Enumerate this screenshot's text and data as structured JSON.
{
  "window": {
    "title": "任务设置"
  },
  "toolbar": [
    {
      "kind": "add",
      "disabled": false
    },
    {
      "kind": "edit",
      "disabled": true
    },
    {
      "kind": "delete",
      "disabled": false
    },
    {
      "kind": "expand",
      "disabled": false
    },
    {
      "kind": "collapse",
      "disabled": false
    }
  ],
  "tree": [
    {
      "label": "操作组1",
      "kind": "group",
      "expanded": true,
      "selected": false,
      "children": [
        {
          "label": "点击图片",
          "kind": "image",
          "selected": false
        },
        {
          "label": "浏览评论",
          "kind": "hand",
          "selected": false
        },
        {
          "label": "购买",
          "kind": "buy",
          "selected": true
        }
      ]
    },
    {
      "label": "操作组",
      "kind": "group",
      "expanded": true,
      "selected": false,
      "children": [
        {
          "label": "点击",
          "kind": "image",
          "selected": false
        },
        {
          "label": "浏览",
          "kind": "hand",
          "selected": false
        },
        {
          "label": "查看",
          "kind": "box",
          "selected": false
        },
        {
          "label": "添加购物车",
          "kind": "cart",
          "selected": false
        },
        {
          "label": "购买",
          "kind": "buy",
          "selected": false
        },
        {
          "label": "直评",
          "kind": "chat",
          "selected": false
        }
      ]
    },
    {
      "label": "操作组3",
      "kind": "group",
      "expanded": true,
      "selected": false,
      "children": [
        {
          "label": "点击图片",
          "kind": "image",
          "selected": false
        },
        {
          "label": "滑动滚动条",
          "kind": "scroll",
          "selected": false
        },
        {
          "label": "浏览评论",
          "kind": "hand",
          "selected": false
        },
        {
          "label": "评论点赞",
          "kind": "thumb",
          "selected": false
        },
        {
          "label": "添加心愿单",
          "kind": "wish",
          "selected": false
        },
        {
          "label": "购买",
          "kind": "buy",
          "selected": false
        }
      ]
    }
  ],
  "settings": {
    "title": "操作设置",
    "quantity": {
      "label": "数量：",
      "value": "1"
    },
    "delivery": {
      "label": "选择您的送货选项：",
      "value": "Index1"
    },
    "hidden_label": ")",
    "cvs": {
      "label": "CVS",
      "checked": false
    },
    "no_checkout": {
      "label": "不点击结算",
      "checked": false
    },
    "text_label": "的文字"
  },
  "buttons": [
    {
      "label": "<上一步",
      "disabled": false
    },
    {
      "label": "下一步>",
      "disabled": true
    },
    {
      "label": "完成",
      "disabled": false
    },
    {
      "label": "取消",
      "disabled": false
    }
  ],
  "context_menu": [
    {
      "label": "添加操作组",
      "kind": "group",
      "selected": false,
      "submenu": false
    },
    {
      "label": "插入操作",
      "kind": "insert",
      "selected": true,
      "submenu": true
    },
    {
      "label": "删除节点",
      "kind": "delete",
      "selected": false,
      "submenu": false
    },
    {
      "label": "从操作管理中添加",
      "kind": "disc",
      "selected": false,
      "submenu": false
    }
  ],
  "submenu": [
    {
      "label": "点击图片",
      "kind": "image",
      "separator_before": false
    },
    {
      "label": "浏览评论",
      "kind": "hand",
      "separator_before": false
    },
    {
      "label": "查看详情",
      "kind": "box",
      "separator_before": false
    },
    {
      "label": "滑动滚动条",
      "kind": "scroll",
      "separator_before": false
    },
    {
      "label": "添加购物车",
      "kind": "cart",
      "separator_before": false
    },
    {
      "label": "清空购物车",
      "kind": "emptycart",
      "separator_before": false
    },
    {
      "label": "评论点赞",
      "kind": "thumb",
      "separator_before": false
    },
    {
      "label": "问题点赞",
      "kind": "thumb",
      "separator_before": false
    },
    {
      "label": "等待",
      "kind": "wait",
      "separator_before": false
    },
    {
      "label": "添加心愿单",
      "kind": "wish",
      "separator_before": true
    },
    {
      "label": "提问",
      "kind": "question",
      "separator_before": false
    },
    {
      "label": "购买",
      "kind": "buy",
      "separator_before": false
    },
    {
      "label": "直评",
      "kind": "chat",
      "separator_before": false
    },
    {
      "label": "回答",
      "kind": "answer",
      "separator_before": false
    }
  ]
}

### Goal
Copy every line verbatim.

### Result for this task
Enumerate this screenshot's text and data as structured JSON.
{
  "window": {
    "title": "任务设置"
  },
  "toolbar": [
    {
      "kind": "add",
      "disabled": false
    },
    {
      "kind": "edit",
      "disabled": true
    },
    {
      "kind": "delete",
      "disabled": false
    },
    {
      "kind": "expand",
      "disabled": false
    },
    {
      "kind": "collapse",
      "disabled": false
    }
  ],
  "tree": [
    {
      "label": "操作组1",
      "kind": "group",
      "expanded": true,
      "selected": false,
      "children": [
        {
          "label": "点击图片",
          "kind": "image",
          "selected": false
        },
        {
          "label": "浏览评论",
          "kind": "hand",
          "selected": false
        },
        {
          "label": "购买",
          "kind": "buy",
          "selected": true
        }
      ]
    },
    {
      "label": "操作组",
      "kind": "group",
      "expanded": true,
      "selected": false,
      "children": [
        {
          "label": "点击",
          "kind": "image",
          "selected": false
        },
        {
          "label": "浏览",
          "kind": "hand",
          "selected": false
        },
        {
          "label": "查看",
          "kind": "box",
          "selected": false
        },
        {
          "label": "添加购物车",
          "kind": "cart",
          "selected": false
        },
        {
          "label": "购买",
          "kind": "buy",
          "selected": false
        },
        {
          "label": "直评",
          "kind": "chat",
          "selected": false
        }
      ]
    },
    {
      "label": "操作组3",
      "kind": "group",
      "expanded": true,
      "selected": false,
      "children": [
        {
          "label": "点击图片",
          "kind": "image",
          "selected": false
        },
        {
          "label": "滑动滚动条",
          "kind": "scroll",
          "selected": false
        },
        {
          "label": "浏览评论",
          "kind": "hand",
          "selected": false
        },
        {
          "label": "评论点赞",
          "kind": "thumb",
          "selected": false
        },
        {
          "label": "添加心愿单",
          "kind": "wish",
          "selected": false
        },
        {
          "label": "购买",
          "kind": "buy",
          "selected": false
        }
      ]
    }
  ],
  "settings": {
    "title": "操作设置",
    "quantity": {
      "label": "数量：",
      "value": "1"
    },
    "delivery": {
      "label": "选择您的送货选项：",
      "value": "Index1"
    },
    "hidden_label": ")",
    "cvs": {
      "label": "CVS",
      "checked": false
    },
    "no_checkout": {
      "label": "不点击结算",
      "checked": false
    },
    "text_label": "的文字"
  },
  "buttons": [
    {
      "label": "<上一步",
      "disabled": false
    },
    {
      "label": "下一步>",
      "disabled": true
    },
    {
      "label": "完成",
      "disabled": false
    },
    {
      "label": "取消",
      "disabled": false
    }
  ],
  "context_menu": [
    {
      "label": "添加操作组",
      "kind": "group",
      "selected": false,
      "submenu": false
    },
    {
      "label": "插入操作",
      "kind": "insert",
      "selected": true,
      "submenu": true
    },
    {
      "label": "删除节点",
      "kind": "delete",
      "selected": false,
      "submenu": false
    },
    {
      "label": "从操作管理中添加",
      "kind": "disc",
      "selected": false,
      "submenu": false
    }
  ],
  "submenu": [
    {
      "label": "点击图片",
      "kind": "image",
      "separator_before": false
    },
    {
      "label": "浏览评论",
      "kind": "hand",
      "separator_before": false
    },
    {
      "label": "查看详情",
      "kind": "box",
      "separator_before": false
    },
    {
      "label": "滑动滚动条",
      "kind": "scroll",
      "separator_before": false
    },
    {
      "label": "添加购物车",
      "kind": "cart",
      "separator_before": false
    },
    {
      "label": "清空购物车",
      "kind": "emptycart",
      "separator_before": false
    },
    {
      "label": "评论点赞",
      "kind": "thumb",
      "separator_before": false
    },
    {
      "label": "问题点赞",
      "kind": "thumb",
      "separator_before": false
    },
    {
      "label": "等待",
      "kind": "wait",
      "separator_before": false
    },
    {
      "label": "添加心愿单",
      "kind": "wish",
      "separator_before": true
    },
    {
      "label": "提问",
      "kind": "question",
      "separator_before": false
    },
    {
      "label": "购买",
      "kind": "buy",
      "separator_before": false
    },
    {
      "label": "直评",
      "kind": "chat",
      "separator_before": false
    },
    {
      "label": "回答",
      "kind": "answer",
      "separator_before": false
    }
  ]
}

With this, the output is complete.